▸ **Your task**: Reproduce all of the data below without alteration; exclude every picture.

▸ **Records supplied**:
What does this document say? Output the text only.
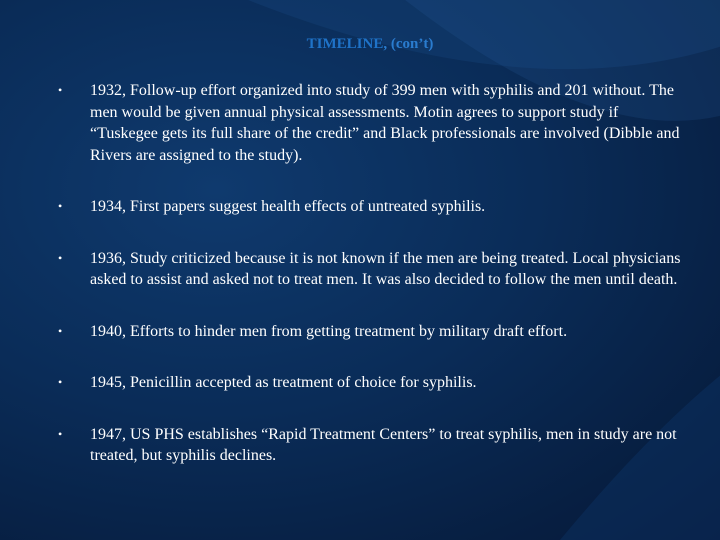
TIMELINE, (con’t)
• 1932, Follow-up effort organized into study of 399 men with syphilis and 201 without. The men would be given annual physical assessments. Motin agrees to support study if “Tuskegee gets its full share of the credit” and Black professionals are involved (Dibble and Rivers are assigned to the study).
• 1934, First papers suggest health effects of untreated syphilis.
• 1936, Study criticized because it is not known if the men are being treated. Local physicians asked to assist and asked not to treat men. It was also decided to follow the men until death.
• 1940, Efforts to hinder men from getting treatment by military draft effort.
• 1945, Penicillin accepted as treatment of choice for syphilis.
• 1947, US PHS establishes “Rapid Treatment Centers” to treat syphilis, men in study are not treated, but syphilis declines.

▸ **Reply**:
What does this document say? Output the text only.
TIMELINE, (con’t)
• 1932, Follow-up effort organized into study of 399 men with syphilis and 201 without. The men would be given annual physical assessments. Motin agrees to support study if “Tuskegee gets its full share of the credit” and Black professionals are involved (Dibble and Rivers are assigned to the study).
• 1934, First papers suggest health effects of untreated syphilis.
• 1936, Study criticized because it is not known if the men are being treated. Local physicians asked to assist and asked not to treat men. It was also decided to follow the men until death.
• 1940, Efforts to hinder men from getting treatment by military draft effort.
• 1945, Penicillin accepted as treatment of choice for syphilis.
• 1947, US PHS establishes “Rapid Treatment Centers” to treat syphilis, men in study are not treated, but syphilis declines.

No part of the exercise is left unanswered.